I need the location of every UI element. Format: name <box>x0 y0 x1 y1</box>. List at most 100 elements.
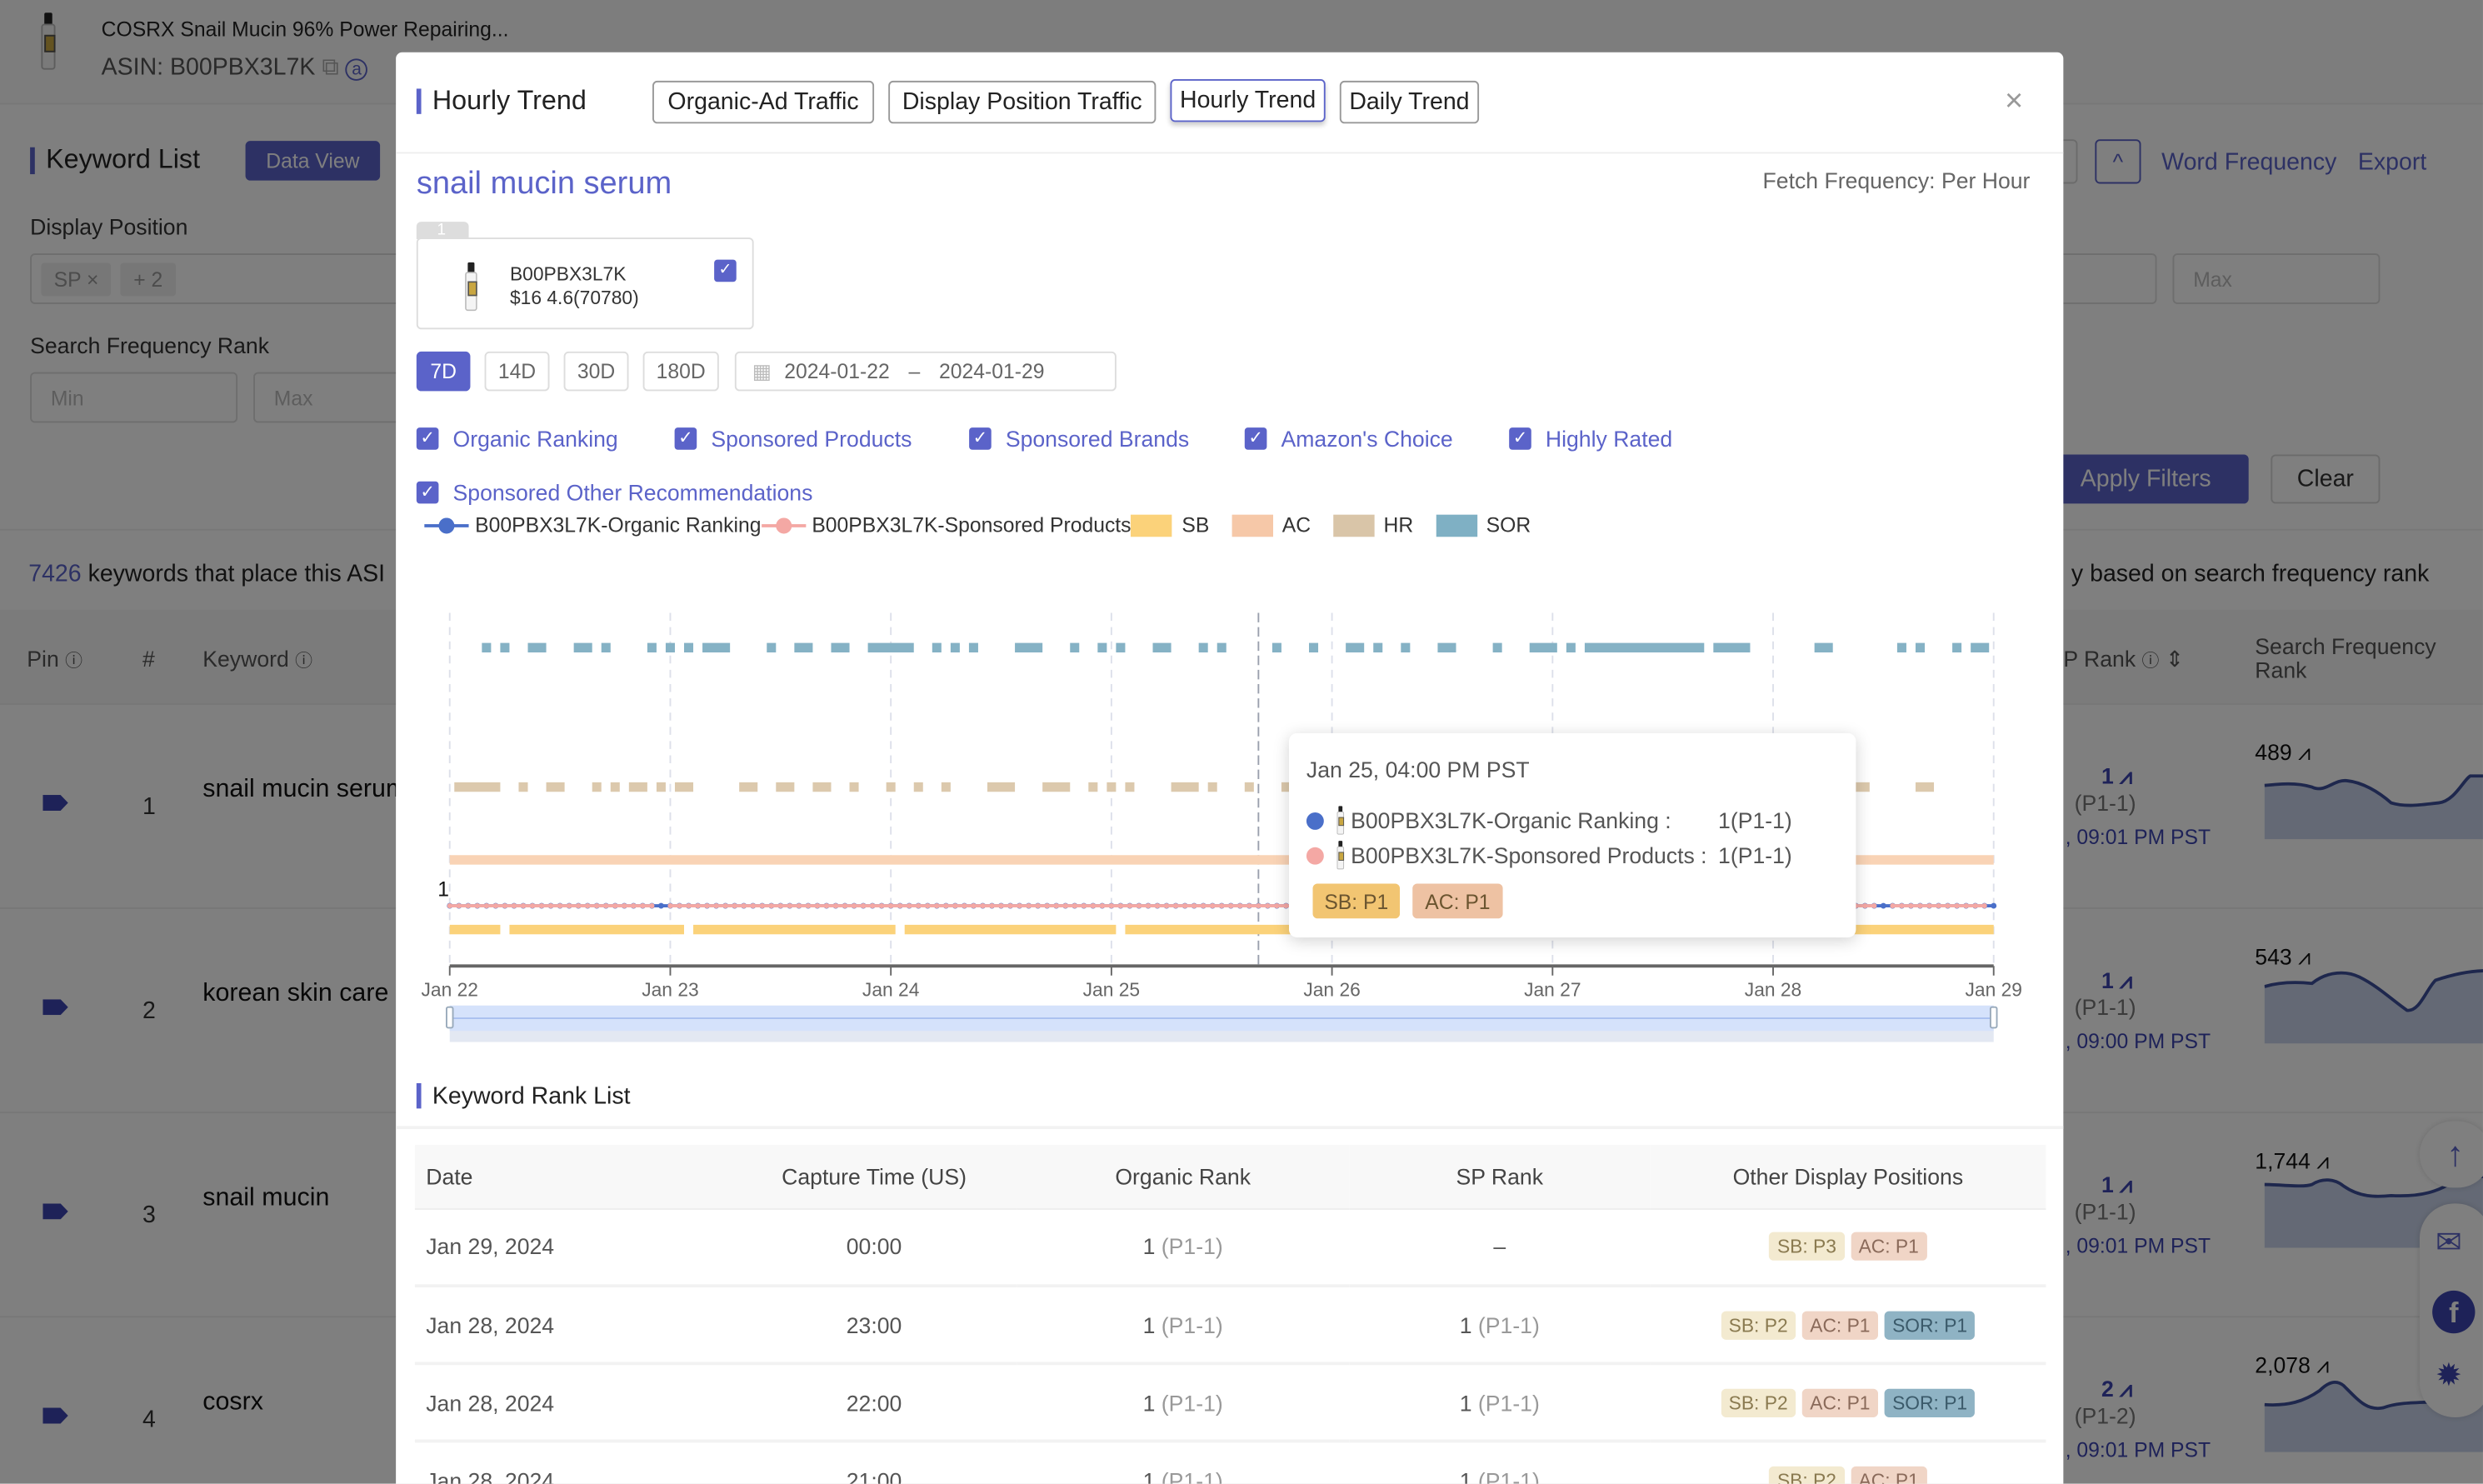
cell-organic-rank: 1 (P1-1) <box>1017 1286 1350 1366</box>
range-180d[interactable]: 180D <box>642 351 719 392</box>
sor-position-bar <box>867 642 914 653</box>
sp-point <box>750 903 756 909</box>
checkbox-checked-icon[interactable]: ✓ <box>1509 427 1531 450</box>
chart-tooltip: Jan 25, 04:00 PM PST B00PBX3L7K-Organic … <box>1289 732 1856 938</box>
cell-sp-rank: 1 (P1-1) <box>1349 1286 1651 1366</box>
sp-point <box>777 903 783 909</box>
checkbox-checked-icon[interactable]: ✓ <box>969 427 992 450</box>
filter-sponsored-brands[interactable]: ✓ Sponsored Brands <box>969 426 1189 452</box>
sp-point <box>1127 903 1132 909</box>
sp-point <box>759 903 765 909</box>
sp-point <box>952 903 958 909</box>
tab-hourly-trend[interactable]: Hourly Trend <box>1170 79 1326 122</box>
sp-point <box>1899 903 1905 909</box>
keyword-rank-table: Date Capture Time (US) Organic Rank SP Rank… <box>414 1145 2046 1484</box>
sp-point <box>907 903 912 909</box>
sp-point <box>677 903 682 909</box>
sp-point <box>1007 903 1013 909</box>
close-icon[interactable]: × <box>2005 84 2023 121</box>
position-tag: SB: P3 <box>1769 1232 1845 1262</box>
sor-position-bar <box>647 642 657 653</box>
zoom-handle-right[interactable] <box>1989 1006 1998 1029</box>
organic-point <box>1991 902 1997 909</box>
date-start: 2024-01-22 <box>784 359 890 383</box>
tab-daily-trend[interactable]: Daily Trend <box>1339 80 1480 124</box>
sp-point <box>548 903 554 909</box>
tab-organic-ad-traffic[interactable]: Organic-Ad Traffic <box>652 80 875 124</box>
sp-point <box>1145 903 1152 909</box>
cell-sp-rank: 1 (P1-1) <box>1349 1441 1651 1484</box>
sor-position-bar <box>573 642 592 653</box>
position-tag: SOR: P1 <box>1884 1387 1976 1417</box>
sp-point <box>483 903 489 909</box>
sor-position-bar <box>1373 642 1383 653</box>
range-14d[interactable]: 14D <box>484 351 550 392</box>
sp-point <box>962 903 967 909</box>
cell-other-positions: SB: P2 AC: P1 SOR: P1 <box>1650 1363 2046 1443</box>
hr-position-bar <box>812 782 832 792</box>
hourly-trend-modal: Hourly Trend Organic-Ad Traffic Display … <box>396 52 2064 1484</box>
sor-position-bar <box>1309 642 1319 653</box>
sor-position-bar <box>1152 642 1172 653</box>
filter-sponsored-products[interactable]: ✓ Sponsored Products <box>674 426 912 452</box>
sp-point <box>768 903 774 909</box>
sp-point <box>1945 903 1951 909</box>
legend-hr-swatch[interactable] <box>1332 513 1375 537</box>
legend-sb-swatch[interactable] <box>1131 513 1172 537</box>
sp-point <box>1210 903 1216 909</box>
checkbox-checked-icon[interactable]: ✓ <box>416 481 439 504</box>
filter-amazon-s-choice[interactable]: ✓ Amazon's Choice <box>1244 426 1453 452</box>
sp-point <box>1871 903 1877 909</box>
legend-sor-swatch[interactable] <box>1435 513 1477 537</box>
legend-ac-swatch[interactable] <box>1231 513 1273 537</box>
sor-position-bar <box>950 642 960 653</box>
sp-point <box>686 903 692 909</box>
range-7d[interactable]: 7D <box>416 351 471 392</box>
tab-display-position-traffic[interactable]: Display Position Traffic <box>888 80 1157 124</box>
tooltip-tag-ac: AC: P1 <box>1412 883 1503 919</box>
sp-point <box>897 903 903 909</box>
sp-point <box>1908 903 1914 909</box>
cell-time: 21:00 <box>732 1441 1017 1484</box>
checkbox-checked-icon[interactable]: ✓ <box>416 427 439 450</box>
column-header: Capture Time (US) <box>732 1145 1017 1210</box>
hr-position-bar <box>913 782 923 792</box>
sp-point <box>796 903 802 909</box>
filter-sponsored-other-recommendations[interactable]: ✓ Sponsored Other Recommendations <box>416 480 812 505</box>
sp-point <box>1108 903 1114 909</box>
sp-point <box>1090 903 1096 909</box>
filter-highly-rated[interactable]: ✓ Highly Rated <box>1509 426 1672 452</box>
sp-point <box>842 903 848 909</box>
checkbox-checked-icon[interactable]: ✓ <box>1244 427 1267 450</box>
sp-point <box>1164 903 1170 909</box>
sp-point <box>1265 903 1271 909</box>
date-range-picker[interactable]: ▦ 2024-01-22 – 2024-01-29 <box>734 351 1117 392</box>
sb-position-bar <box>693 924 896 935</box>
sp-point <box>649 903 655 909</box>
product-card[interactable]: B00PBX3L7K $16 4.6(70780) ✓ <box>416 237 754 330</box>
checkbox-checked-icon[interactable]: ✓ <box>674 427 697 450</box>
sor-position-bar <box>1198 642 1208 653</box>
zoom-handle-left[interactable] <box>445 1006 454 1029</box>
legend-sp-line[interactable] <box>761 514 806 537</box>
sb-position-bar <box>904 924 1117 935</box>
modal-title: Hourly Trend <box>432 85 587 116</box>
sp-point <box>1182 903 1188 909</box>
sp-point <box>980 903 986 909</box>
chart-legend: B00PBX3L7K-Organic Ranking B00PBX3L7K-Sp… <box>424 513 1531 537</box>
hr-position-bar <box>886 782 896 792</box>
title-bar <box>416 88 422 114</box>
sp-point <box>631 903 637 909</box>
keyword-title: snail mucin serum <box>416 166 672 202</box>
cell-organic-rank: 1 (P1-1) <box>1017 1363 1350 1443</box>
sor-position-bar <box>1492 642 1502 653</box>
range-30d[interactable]: 30D <box>563 351 629 392</box>
cell-sp-rank: 1 (P1-1) <box>1349 1363 1651 1443</box>
legend-organic-line[interactable] <box>424 514 469 537</box>
sp-point <box>529 903 536 909</box>
card-checkbox[interactable]: ✓ <box>714 259 737 282</box>
sp-point <box>538 903 545 909</box>
hr-position-bar <box>1207 782 1217 792</box>
hr-position-bar <box>776 782 795 792</box>
filter-organic-ranking[interactable]: ✓ Organic Ranking <box>416 426 618 452</box>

◆ Exercise prompt
Edit the entries above so that each "sp-point" becomes "sponsored-point", and keep everything else unchanged. Leave the pictures out of your answer.

◆ Output of the exercise
I need the location of every UI element. Format: name <box>x0 y0 x1 y1</box>. List at most 100 elements.
cell-organic-rank: 1 (P1-1) <box>1017 1286 1350 1366</box>
range-180d[interactable]: 180D <box>642 351 719 392</box>
sor-position-bar <box>867 642 914 653</box>
sponsored-point <box>750 903 756 909</box>
checkbox-checked-icon[interactable]: ✓ <box>1509 427 1531 450</box>
chart-tooltip: Jan 25, 04:00 PM PST B00PBX3L7K-Organic … <box>1289 732 1856 938</box>
cell-sp-rank: 1 (P1-1) <box>1349 1286 1651 1366</box>
sponsored-point <box>777 903 783 909</box>
checkbox-checked-icon[interactable]: ✓ <box>969 427 992 450</box>
filter-sponsored-brands[interactable]: ✓ Sponsored Brands <box>969 426 1189 452</box>
sponsored-point <box>1127 903 1132 909</box>
sponsored-point <box>759 903 765 909</box>
sponsored-point <box>952 903 958 909</box>
tab-hourly-trend[interactable]: Hourly Trend <box>1170 79 1326 122</box>
sponsored-point <box>1899 903 1905 909</box>
keyword-rank-table: Date Capture Time (US) Organic Rank SP Rank… <box>414 1145 2046 1484</box>
sponsored-point <box>907 903 912 909</box>
sponsored-point <box>677 903 682 909</box>
sponsored-point <box>1007 903 1013 909</box>
close-icon[interactable]: × <box>2005 84 2023 121</box>
position-tag: SB: P3 <box>1769 1232 1845 1262</box>
sor-position-bar <box>647 642 657 653</box>
zoom-handle-right[interactable] <box>1989 1006 1998 1029</box>
organic-point <box>1991 902 1997 909</box>
date-start: 2024-01-22 <box>784 359 890 383</box>
tab-daily-trend[interactable]: Daily Trend <box>1339 80 1480 124</box>
sponsored-point <box>548 903 554 909</box>
tab-organic-ad-traffic[interactable]: Organic-Ad Traffic <box>652 80 875 124</box>
sponsored-point <box>1145 903 1152 909</box>
cell-sp-rank: 1 (P1-1) <box>1349 1441 1651 1484</box>
sor-position-bar <box>573 642 592 653</box>
position-tag: SOR: P1 <box>1884 1387 1976 1417</box>
sponsored-point <box>483 903 489 909</box>
sor-position-bar <box>1373 642 1383 653</box>
range-14d[interactable]: 14D <box>484 351 550 392</box>
sponsored-point <box>962 903 967 909</box>
cell-other-positions: SB: P2 AC: P1 SOR: P1 <box>1650 1363 2046 1443</box>
hr-position-bar <box>812 782 832 792</box>
hourly-trend-modal: Hourly Trend Organic-Ad Traffic Display … <box>396 52 2064 1484</box>
sor-position-bar <box>1309 642 1319 653</box>
sor-position-bar <box>1152 642 1172 653</box>
filter-sponsored-products[interactable]: ✓ Sponsored Products <box>674 426 912 452</box>
sponsored-point <box>768 903 774 909</box>
sponsored-point <box>1945 903 1951 909</box>
legend-hr-swatch[interactable] <box>1332 513 1375 537</box>
legend-sb-swatch[interactable] <box>1131 513 1172 537</box>
sponsored-point <box>1210 903 1216 909</box>
checkbox-checked-icon[interactable]: ✓ <box>416 481 439 504</box>
filter-amazon-s-choice[interactable]: ✓ Amazon's Choice <box>1244 426 1453 452</box>
sponsored-point <box>1871 903 1877 909</box>
legend-sor-swatch[interactable] <box>1435 513 1477 537</box>
legend-ac-swatch[interactable] <box>1231 513 1273 537</box>
sor-position-bar <box>950 642 960 653</box>
sponsored-point <box>686 903 692 909</box>
range-7d[interactable]: 7D <box>416 351 471 392</box>
tab-display-position-traffic[interactable]: Display Position Traffic <box>888 80 1157 124</box>
tooltip-tag-ac: AC: P1 <box>1412 883 1503 919</box>
sponsored-point <box>897 903 903 909</box>
sponsored-point <box>1908 903 1914 909</box>
cell-time: 21:00 <box>732 1441 1017 1484</box>
checkbox-checked-icon[interactable]: ✓ <box>416 427 439 450</box>
column-header: Capture Time (US) <box>732 1145 1017 1210</box>
hr-position-bar <box>913 782 923 792</box>
sponsored-point <box>796 903 802 909</box>
filter-sponsored-other-recommendations[interactable]: ✓ Sponsored Other Recommendations <box>416 480 812 505</box>
sponsored-point <box>1108 903 1114 909</box>
sponsored-point <box>1090 903 1096 909</box>
filter-highly-rated[interactable]: ✓ Highly Rated <box>1509 426 1672 452</box>
sponsored-point <box>842 903 848 909</box>
checkbox-checked-icon[interactable]: ✓ <box>1244 427 1267 450</box>
sponsored-point <box>1164 903 1170 909</box>
sponsored-point <box>1265 903 1271 909</box>
date-range-picker[interactable]: ▦ 2024-01-22 – 2024-01-29 <box>734 351 1117 392</box>
sb-position-bar <box>693 924 896 935</box>
sponsored-point <box>649 903 655 909</box>
product-card[interactable]: B00PBX3L7K $16 4.6(70780) ✓ <box>416 237 754 330</box>
checkbox-checked-icon[interactable]: ✓ <box>674 427 697 450</box>
sor-position-bar <box>1198 642 1208 653</box>
zoom-handle-left[interactable] <box>445 1006 454 1029</box>
legend-sp-line[interactable] <box>761 514 806 537</box>
sb-position-bar <box>904 924 1117 935</box>
modal-title: Hourly Trend <box>432 85 587 116</box>
sponsored-point <box>1182 903 1188 909</box>
sponsored-point <box>980 903 986 909</box>
chart-legend: B00PBX3L7K-Organic Ranking B00PBX3L7K-Sp… <box>424 513 1531 537</box>
hr-position-bar <box>886 782 896 792</box>
title-bar <box>416 88 422 114</box>
sponsored-point <box>631 903 637 909</box>
keyword-title: snail mucin serum <box>416 166 672 202</box>
cell-organic-rank: 1 (P1-1) <box>1017 1363 1350 1443</box>
sor-position-bar <box>1492 642 1502 653</box>
range-30d[interactable]: 30D <box>563 351 629 392</box>
cell-sp-rank: 1 (P1-1) <box>1349 1363 1651 1443</box>
legend-organic-line[interactable] <box>424 514 469 537</box>
sponsored-point <box>529 903 536 909</box>
card-checkbox[interactable]: ✓ <box>714 259 737 282</box>
sponsored-point <box>538 903 545 909</box>
hr-position-bar <box>1207 782 1217 792</box>
hr-position-bar <box>776 782 795 792</box>
filter-organic-ranking[interactable]: ✓ Organic Ranking <box>416 426 618 452</box>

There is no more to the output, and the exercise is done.